● **GIVEN EXERCISE**: Output all of the entries exactly as written.

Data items

_ _ _

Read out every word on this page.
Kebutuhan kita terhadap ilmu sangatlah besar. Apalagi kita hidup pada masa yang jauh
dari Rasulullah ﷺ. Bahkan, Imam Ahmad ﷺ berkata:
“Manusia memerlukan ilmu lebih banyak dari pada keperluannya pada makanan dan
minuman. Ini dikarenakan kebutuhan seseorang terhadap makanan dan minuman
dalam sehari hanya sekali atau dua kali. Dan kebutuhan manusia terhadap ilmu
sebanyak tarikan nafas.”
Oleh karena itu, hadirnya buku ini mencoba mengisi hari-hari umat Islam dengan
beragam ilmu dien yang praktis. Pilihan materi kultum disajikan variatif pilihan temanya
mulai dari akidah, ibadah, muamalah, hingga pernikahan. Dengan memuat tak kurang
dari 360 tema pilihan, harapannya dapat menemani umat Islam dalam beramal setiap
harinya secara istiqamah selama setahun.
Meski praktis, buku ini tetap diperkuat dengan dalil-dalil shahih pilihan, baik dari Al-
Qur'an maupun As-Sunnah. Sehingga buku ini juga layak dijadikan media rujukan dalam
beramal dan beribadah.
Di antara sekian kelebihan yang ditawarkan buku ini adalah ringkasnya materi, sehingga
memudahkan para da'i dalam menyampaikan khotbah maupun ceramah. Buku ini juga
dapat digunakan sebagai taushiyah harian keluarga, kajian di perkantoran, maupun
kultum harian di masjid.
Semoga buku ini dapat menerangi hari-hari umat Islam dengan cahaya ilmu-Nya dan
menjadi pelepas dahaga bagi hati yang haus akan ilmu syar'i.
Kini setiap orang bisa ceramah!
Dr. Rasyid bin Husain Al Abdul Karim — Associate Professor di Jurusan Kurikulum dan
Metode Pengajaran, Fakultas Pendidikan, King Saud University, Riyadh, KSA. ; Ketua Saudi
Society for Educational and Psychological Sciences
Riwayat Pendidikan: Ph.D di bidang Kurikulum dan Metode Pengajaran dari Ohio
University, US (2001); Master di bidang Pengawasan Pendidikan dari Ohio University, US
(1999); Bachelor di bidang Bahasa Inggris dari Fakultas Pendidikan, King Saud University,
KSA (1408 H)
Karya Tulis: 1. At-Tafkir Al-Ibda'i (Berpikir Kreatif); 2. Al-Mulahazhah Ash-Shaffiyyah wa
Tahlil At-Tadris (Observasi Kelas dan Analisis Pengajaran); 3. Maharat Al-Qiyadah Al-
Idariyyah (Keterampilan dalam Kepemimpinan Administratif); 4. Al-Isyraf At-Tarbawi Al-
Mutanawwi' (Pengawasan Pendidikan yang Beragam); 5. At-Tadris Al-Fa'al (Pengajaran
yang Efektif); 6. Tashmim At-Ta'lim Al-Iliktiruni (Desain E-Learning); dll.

_ _ _

● **REPLY**:
Read out every word on this page.
Kebutuhan kita terhadap ilmu sangatlah besar. Apalagi kita hidup pada masa yang jauh
dari Rasulullah ﷺ. Bahkan, Imam Ahmad ﷺ berkata:
“Manusia memerlukan ilmu lebih banyak dari pada keperluannya pada makanan dan
minuman. Ini dikarenakan kebutuhan seseorang terhadap makanan dan minuman
dalam sehari hanya sekali atau dua kali. Dan kebutuhan manusia terhadap ilmu
sebanyak tarikan nafas.”
Oleh karena itu, hadirnya buku ini mencoba mengisi hari-hari umat Islam dengan
beragam ilmu dien yang praktis. Pilihan materi kultum disajikan variatif pilihan temanya
mulai dari akidah, ibadah, muamalah, hingga pernikahan. Dengan memuat tak kurang
dari 360 tema pilihan, harapannya dapat menemani umat Islam dalam beramal setiap
harinya secara istiqamah selama setahun.
Meski praktis, buku ini tetap diperkuat dengan dalil-dalil shahih pilihan, baik dari Al-
Qur'an maupun As-Sunnah. Sehingga buku ini juga layak dijadikan media rujukan dalam
beramal dan beribadah.
Di antara sekian kelebihan yang ditawarkan buku ini adalah ringkasnya materi, sehingga
memudahkan para da'i dalam menyampaikan khotbah maupun ceramah. Buku ini juga
dapat digunakan sebagai taushiyah harian keluarga, kajian di perkantoran, maupun
kultum harian di masjid.
Semoga buku ini dapat menerangi hari-hari umat Islam dengan cahaya ilmu-Nya dan
menjadi pelepas dahaga bagi hati yang haus akan ilmu syar'i.
Kini setiap orang bisa ceramah!
Dr. Rasyid bin Husain Al Abdul Karim — Associate Professor di Jurusan Kurikulum dan
Metode Pengajaran, Fakultas Pendidikan, King Saud University, Riyadh, KSA. ; Ketua Saudi
Society for Educational and Psychological Sciences
Riwayat Pendidikan: Ph.D di bidang Kurikulum dan Metode Pengajaran dari Ohio
University, US (2001); Master di bidang Pengawasan Pendidikan dari Ohio University, US
(1999); Bachelor di bidang Bahasa Inggris dari Fakultas Pendidikan, King Saud University,
KSA (1408 H)
Karya Tulis: 1. At-Tafkir Al-Ibda'i (Berpikir Kreatif); 2. Al-Mulahazhah Ash-Shaffiyyah wa
Tahlil At-Tadris (Observasi Kelas dan Analisis Pengajaran); 3. Maharat Al-Qiyadah Al-
Idariyyah (Keterampilan dalam Kepemimpinan Administratif); 4. Al-Isyraf At-Tarbawi Al-
Mutanawwi' (Pengawasan Pendidikan yang Beragam); 5. At-Tadris Al-Fa'al (Pengajaran
yang Efektif); 6. Tashmim At-Ta'lim Al-Iliktiruni (Desain E-Learning); dll.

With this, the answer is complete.